- _Recorded data_:
—————
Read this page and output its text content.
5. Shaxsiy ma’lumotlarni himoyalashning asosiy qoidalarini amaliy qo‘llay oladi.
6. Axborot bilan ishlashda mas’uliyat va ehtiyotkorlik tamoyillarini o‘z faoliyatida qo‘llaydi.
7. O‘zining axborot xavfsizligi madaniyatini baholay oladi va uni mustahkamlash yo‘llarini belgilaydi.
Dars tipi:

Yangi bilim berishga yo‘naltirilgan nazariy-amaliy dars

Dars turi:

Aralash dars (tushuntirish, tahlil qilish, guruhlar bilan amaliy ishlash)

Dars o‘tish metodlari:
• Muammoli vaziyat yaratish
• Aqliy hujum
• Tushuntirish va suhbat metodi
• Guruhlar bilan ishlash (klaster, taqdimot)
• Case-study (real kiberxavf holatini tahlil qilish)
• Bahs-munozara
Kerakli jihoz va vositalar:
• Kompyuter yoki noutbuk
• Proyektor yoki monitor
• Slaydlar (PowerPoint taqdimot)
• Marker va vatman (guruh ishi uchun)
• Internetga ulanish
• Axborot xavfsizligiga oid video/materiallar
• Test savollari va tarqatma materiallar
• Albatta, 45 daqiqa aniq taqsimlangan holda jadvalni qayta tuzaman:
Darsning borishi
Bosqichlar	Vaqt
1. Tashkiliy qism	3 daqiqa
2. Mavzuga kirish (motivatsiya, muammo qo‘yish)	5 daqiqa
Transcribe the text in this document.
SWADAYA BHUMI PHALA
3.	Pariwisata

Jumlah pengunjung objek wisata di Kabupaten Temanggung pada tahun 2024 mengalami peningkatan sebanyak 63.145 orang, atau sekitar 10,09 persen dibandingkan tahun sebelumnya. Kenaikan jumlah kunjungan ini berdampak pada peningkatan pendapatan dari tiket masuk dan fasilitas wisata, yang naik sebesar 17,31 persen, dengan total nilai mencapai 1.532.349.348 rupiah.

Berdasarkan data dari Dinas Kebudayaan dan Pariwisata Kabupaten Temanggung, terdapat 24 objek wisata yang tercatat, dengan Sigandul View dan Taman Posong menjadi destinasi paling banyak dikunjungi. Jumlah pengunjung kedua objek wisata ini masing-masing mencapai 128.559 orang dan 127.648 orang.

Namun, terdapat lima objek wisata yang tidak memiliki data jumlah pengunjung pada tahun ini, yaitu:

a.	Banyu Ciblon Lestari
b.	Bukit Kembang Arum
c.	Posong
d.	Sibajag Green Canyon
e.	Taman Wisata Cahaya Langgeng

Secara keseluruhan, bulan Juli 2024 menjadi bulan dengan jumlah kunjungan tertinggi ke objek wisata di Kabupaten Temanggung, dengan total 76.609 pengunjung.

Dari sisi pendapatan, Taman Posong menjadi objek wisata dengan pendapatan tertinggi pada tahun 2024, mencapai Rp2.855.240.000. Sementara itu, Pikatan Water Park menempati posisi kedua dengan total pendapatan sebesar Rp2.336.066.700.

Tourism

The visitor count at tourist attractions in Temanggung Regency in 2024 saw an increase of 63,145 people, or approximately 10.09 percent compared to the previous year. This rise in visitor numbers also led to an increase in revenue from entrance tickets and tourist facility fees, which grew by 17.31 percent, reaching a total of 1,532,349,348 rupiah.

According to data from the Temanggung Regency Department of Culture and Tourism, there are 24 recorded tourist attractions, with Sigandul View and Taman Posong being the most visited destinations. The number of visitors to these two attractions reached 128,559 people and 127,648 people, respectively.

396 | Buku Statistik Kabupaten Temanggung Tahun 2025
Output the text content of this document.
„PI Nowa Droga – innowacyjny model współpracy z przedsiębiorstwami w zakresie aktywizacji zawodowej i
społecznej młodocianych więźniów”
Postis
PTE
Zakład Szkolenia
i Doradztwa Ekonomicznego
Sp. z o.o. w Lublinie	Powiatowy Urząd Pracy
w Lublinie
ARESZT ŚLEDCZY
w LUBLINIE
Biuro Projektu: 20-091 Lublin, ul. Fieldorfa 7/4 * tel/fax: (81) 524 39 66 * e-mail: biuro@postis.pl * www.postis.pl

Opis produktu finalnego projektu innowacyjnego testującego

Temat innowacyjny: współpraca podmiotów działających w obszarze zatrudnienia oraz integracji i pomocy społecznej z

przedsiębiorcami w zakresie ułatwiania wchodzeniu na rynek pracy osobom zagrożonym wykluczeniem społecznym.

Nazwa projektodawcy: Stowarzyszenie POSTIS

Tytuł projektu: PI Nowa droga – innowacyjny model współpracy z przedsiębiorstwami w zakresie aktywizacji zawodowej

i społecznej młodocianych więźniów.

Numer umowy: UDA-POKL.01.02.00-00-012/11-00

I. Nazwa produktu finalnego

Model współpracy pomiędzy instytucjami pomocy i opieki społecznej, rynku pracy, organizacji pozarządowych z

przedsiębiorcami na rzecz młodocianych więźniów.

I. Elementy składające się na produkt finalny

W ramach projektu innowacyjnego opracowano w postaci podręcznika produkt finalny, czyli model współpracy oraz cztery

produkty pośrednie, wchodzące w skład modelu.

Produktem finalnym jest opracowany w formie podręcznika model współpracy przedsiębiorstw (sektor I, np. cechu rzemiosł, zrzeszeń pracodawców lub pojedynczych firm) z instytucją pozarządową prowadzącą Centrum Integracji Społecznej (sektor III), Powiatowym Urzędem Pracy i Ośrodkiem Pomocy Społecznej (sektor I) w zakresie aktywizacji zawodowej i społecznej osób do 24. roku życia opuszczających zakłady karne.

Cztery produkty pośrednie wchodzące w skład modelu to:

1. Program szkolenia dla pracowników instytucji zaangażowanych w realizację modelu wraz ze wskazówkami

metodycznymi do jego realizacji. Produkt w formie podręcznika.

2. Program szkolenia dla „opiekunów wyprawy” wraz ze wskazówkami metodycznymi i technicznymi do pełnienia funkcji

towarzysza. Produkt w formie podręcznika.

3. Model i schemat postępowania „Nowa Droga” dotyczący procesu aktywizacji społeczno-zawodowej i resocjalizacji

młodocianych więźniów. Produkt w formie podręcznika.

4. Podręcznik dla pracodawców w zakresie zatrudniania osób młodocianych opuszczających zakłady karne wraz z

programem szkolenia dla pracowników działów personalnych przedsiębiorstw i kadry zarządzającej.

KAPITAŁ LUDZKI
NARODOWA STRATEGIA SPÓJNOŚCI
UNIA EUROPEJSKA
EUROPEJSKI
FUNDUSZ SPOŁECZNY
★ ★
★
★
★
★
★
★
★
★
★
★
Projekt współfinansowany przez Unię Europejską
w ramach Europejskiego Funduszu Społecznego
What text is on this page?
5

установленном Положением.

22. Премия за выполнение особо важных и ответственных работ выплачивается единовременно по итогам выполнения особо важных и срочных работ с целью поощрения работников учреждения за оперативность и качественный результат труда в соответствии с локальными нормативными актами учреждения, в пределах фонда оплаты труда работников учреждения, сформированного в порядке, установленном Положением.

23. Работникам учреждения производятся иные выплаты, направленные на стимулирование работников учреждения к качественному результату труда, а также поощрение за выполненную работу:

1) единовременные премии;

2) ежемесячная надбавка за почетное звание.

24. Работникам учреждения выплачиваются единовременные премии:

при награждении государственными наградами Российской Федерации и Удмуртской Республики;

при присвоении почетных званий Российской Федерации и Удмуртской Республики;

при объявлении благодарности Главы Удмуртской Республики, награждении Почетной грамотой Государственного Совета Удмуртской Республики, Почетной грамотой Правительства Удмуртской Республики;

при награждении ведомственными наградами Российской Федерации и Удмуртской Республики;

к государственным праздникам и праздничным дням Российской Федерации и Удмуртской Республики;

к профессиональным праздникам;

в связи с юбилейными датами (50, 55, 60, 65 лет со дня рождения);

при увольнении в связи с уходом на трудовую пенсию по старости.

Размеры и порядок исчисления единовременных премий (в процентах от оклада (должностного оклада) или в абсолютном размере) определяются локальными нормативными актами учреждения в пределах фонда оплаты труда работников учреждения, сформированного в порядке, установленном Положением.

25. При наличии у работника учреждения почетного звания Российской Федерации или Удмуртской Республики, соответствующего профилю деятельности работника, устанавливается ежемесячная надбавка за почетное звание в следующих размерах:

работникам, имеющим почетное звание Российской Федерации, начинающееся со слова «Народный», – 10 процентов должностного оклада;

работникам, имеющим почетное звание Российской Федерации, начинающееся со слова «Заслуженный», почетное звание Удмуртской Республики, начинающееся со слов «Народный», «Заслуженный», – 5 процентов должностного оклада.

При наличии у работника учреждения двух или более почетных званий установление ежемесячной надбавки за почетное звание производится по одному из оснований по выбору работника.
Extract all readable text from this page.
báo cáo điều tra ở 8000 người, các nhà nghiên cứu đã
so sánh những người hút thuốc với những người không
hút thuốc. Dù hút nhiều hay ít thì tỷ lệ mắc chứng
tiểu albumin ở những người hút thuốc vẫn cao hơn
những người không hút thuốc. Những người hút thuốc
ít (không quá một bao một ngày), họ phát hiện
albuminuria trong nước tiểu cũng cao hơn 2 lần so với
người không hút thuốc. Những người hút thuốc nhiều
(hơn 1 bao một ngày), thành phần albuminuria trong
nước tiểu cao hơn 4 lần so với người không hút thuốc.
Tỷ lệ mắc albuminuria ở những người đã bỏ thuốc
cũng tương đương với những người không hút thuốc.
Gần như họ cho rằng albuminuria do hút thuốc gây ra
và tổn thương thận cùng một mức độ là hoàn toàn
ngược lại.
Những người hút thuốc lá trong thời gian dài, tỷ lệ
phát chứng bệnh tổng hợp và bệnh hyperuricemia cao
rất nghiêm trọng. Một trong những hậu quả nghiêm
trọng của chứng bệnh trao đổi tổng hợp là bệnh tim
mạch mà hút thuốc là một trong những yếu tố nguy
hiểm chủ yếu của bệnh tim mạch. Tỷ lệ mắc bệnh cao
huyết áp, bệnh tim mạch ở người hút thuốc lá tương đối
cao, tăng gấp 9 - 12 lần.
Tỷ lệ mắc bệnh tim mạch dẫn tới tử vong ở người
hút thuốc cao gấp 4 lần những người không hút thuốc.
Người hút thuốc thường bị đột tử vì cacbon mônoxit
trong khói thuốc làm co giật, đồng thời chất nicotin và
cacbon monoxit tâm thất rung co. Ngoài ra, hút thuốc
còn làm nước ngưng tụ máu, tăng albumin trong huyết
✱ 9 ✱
—————
- _DIRECTION_: Extract every line containing the string "text" from the data above.

- _FULL ANSWER_:
Read this page and output its text content.
Transcribe the text in this document.
Output the text content of this document.
What text is on this page?
Extract all readable text from this page.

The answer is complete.